-- Prompt --
Return every line of the data below that includes the string "https".

(Extracted data entries)
● ● ● ● ●

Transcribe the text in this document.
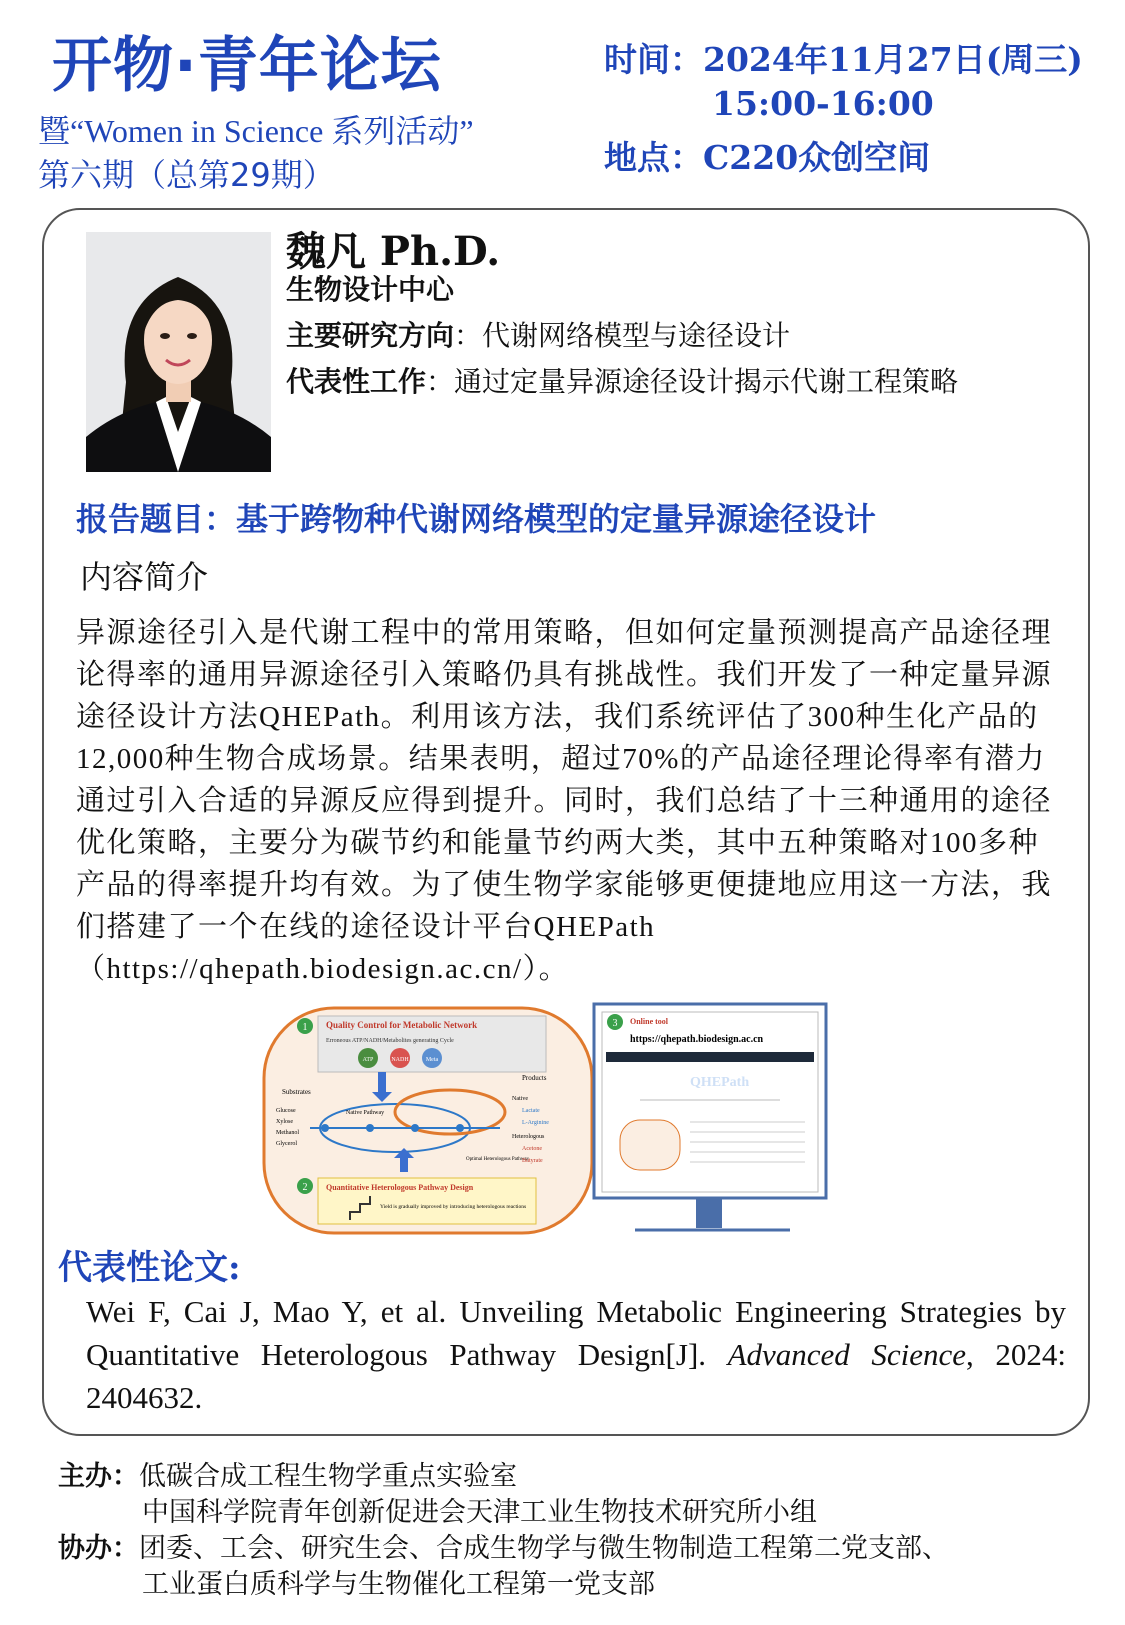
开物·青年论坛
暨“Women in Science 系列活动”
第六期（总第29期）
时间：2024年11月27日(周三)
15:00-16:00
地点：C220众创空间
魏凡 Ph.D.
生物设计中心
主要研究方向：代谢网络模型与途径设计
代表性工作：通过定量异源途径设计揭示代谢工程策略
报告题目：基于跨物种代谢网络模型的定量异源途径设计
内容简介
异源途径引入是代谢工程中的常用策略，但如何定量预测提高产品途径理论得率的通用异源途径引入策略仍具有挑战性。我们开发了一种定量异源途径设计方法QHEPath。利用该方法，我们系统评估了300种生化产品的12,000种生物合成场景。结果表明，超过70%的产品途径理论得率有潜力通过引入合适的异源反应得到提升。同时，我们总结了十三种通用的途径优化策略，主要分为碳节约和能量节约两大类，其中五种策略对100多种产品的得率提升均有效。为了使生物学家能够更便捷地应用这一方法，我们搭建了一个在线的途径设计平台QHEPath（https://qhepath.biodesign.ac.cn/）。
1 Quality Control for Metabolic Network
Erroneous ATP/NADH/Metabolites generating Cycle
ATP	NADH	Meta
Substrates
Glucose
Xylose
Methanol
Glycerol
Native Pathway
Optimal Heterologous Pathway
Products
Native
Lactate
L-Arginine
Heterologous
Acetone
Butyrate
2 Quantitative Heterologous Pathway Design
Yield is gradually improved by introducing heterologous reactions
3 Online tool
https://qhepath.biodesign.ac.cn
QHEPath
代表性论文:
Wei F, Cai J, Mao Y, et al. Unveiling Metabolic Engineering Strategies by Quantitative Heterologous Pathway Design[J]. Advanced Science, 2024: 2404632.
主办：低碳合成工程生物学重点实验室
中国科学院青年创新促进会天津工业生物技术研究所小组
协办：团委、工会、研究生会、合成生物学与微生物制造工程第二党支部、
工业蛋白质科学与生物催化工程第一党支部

● ● ● ● ●

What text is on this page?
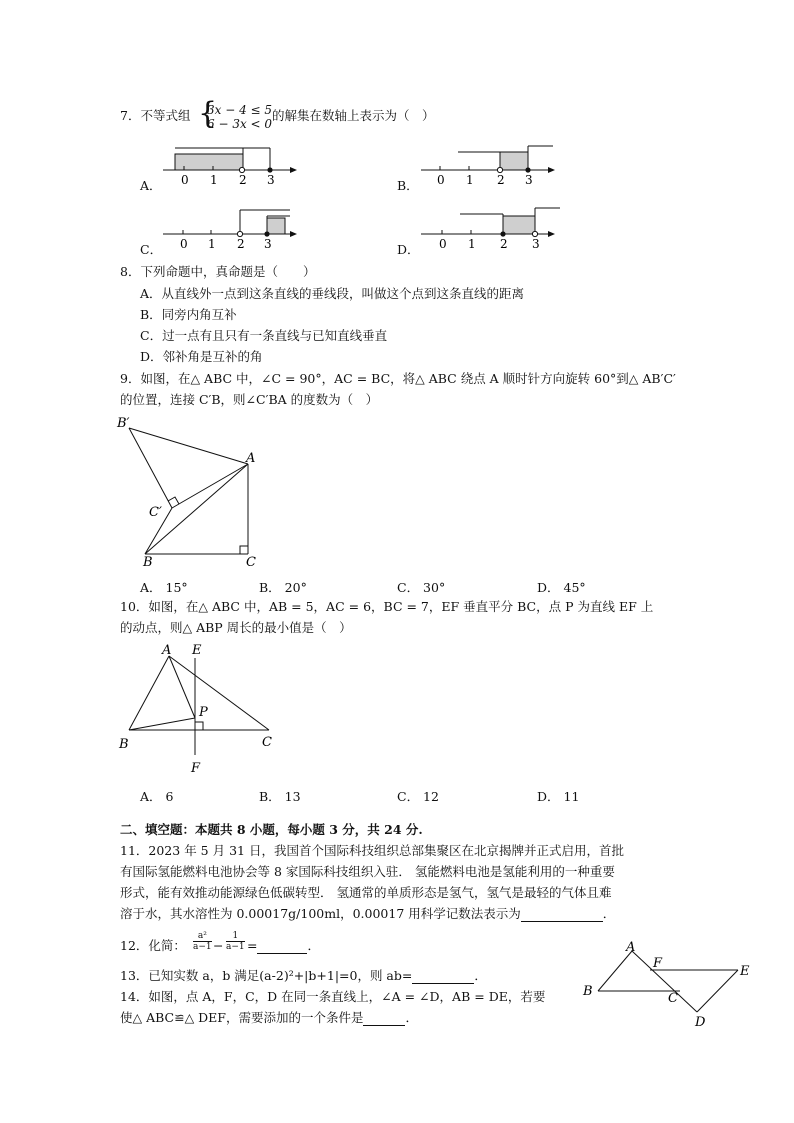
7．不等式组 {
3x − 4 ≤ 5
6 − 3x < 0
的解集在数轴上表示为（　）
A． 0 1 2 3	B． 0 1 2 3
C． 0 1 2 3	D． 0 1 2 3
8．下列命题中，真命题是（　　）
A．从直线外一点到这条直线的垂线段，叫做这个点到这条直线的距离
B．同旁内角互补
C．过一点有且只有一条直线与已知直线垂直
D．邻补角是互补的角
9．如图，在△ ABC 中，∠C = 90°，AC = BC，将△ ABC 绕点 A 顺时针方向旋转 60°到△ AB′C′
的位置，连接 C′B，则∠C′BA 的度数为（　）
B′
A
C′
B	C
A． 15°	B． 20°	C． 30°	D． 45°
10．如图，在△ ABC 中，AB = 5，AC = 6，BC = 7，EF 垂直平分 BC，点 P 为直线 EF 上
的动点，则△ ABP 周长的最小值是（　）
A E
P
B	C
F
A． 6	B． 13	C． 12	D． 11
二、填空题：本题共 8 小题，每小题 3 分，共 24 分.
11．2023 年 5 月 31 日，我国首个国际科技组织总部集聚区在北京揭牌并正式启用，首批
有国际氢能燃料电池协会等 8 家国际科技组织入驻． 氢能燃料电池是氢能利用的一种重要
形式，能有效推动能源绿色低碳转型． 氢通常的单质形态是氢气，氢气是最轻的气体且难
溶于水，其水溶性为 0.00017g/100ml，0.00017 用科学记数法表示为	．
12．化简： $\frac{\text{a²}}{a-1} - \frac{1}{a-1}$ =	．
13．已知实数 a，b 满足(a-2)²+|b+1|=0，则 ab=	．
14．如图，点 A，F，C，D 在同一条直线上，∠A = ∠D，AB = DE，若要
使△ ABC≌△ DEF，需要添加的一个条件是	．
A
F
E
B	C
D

● ● ● ● ●

-- Solution to the problem --
异源途径引入是代谢工程中的常用策略，但如何定量预测提高产品途径理论得率的通用异源途径引入策略仍具有挑战性。我们开发了一种定量异源途径设计方法QHEPath。利用该方法，我们系统评估了300种生化产品的12,000种生物合成场景。结果表明，超过70%的产品途径理论得率有潜力通过引入合适的异源反应得到提升。同时，我们总结了十三种通用的途径优化策略，主要分为碳节约和能量节约两大类，其中五种策略对100多种产品的得率提升均有效。为了使生物学家能够更便捷地应用这一方法，我们搭建了一个在线的途径设计平台QHEPath（https://qhepath.biodesign.ac.cn/）。
https://qhepath.biodesign.ac.cn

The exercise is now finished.